===== Data records =====

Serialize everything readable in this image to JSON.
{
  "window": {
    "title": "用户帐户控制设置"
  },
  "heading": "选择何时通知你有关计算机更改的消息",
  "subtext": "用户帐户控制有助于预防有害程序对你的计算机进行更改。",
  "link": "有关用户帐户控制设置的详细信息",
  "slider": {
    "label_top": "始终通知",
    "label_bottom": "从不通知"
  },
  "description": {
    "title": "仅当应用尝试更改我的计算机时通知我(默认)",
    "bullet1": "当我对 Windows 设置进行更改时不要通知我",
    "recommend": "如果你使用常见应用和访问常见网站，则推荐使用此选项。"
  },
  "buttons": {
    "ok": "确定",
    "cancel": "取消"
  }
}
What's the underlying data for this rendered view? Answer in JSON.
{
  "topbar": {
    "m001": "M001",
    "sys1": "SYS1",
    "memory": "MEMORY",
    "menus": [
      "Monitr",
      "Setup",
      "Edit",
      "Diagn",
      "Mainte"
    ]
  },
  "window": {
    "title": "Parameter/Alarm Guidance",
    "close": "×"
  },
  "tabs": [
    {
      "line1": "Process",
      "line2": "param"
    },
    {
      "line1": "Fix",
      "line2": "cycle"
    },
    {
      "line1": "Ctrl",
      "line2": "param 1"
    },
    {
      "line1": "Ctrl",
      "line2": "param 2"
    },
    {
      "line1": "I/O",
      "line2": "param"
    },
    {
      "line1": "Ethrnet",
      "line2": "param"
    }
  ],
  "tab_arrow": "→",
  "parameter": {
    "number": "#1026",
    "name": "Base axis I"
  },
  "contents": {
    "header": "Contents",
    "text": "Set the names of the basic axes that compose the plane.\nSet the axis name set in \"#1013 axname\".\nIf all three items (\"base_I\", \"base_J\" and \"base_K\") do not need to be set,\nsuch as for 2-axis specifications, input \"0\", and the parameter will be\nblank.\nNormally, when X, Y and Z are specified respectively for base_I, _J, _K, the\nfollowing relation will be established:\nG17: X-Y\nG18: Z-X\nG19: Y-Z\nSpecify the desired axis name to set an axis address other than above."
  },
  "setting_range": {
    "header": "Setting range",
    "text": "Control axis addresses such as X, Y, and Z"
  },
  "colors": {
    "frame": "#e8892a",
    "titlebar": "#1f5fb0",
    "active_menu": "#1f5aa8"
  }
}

=====

▶ [What you should do] Type out the entries again, word for word.

▶ [Full output]
Serialize everything readable in this image to JSON.
{
  "window": {
    "title": "用户帐户控制设置"
  },
  "heading": "选择何时通知你有关计算机更改的消息",
  "subtext": "用户帐户控制有助于预防有害程序对你的计算机进行更改。",
  "link": "有关用户帐户控制设置的详细信息",
  "slider": {
    "label_top": "始终通知",
    "label_bottom": "从不通知"
  },
  "description": {
    "title": "仅当应用尝试更改我的计算机时通知我(默认)",
    "bullet1": "当我对 Windows 设置进行更改时不要通知我",
    "recommend": "如果你使用常见应用和访问常见网站，则推荐使用此选项。"
  },
  "buttons": {
    "ok": "确定",
    "cancel": "取消"
  }
}
What's the underlying data for this rendered view? Answer in JSON.
{
  "topbar": {
    "m001": "M001",
    "sys1": "SYS1",
    "memory": "MEMORY",
    "menus": [
      "Monitr",
      "Setup",
      "Edit",
      "Diagn",
      "Mainte"
    ]
  },
  "window": {
    "title": "Parameter/Alarm Guidance",
    "close": "×"
  },
  "tabs": [
    {
      "line1": "Process",
      "line2": "param"
    },
    {
      "line1": "Fix",
      "line2": "cycle"
    },
    {
      "line1": "Ctrl",
      "line2": "param 1"
    },
    {
      "line1": "Ctrl",
      "line2": "param 2"
    },
    {
      "line1": "I/O",
      "line2": "param"
    },
    {
      "line1": "Ethrnet",
      "line2": "param"
    }
  ],
  "tab_arrow": "→",
  "parameter": {
    "number": "#1026",
    "name": "Base axis I"
  },
  "contents": {
    "header": "Contents",
    "text": "Set the names of the basic axes that compose the plane.\nSet the axis name set in \"#1013 axname\".\nIf all three items (\"base_I\", \"base_J\" and \"base_K\") do not need to be set,\nsuch as for 2-axis specifications, input \"0\", and the parameter will be\nblank.\nNormally, when X, Y and Z are specified respectively for base_I, _J, _K, the\nfollowing relation will be established:\nG17: X-Y\nG18: Z-X\nG19: Y-Z\nSpecify the desired axis name to set an axis address other than above."
  },
  "setting_range": {
    "header": "Setting range",
    "text": "Control axis addresses such as X, Y, and Z"
  },
  "colors": {
    "frame": "#e8892a",
    "titlebar": "#1f5fb0",
    "active_menu": "#1f5aa8"
  }
}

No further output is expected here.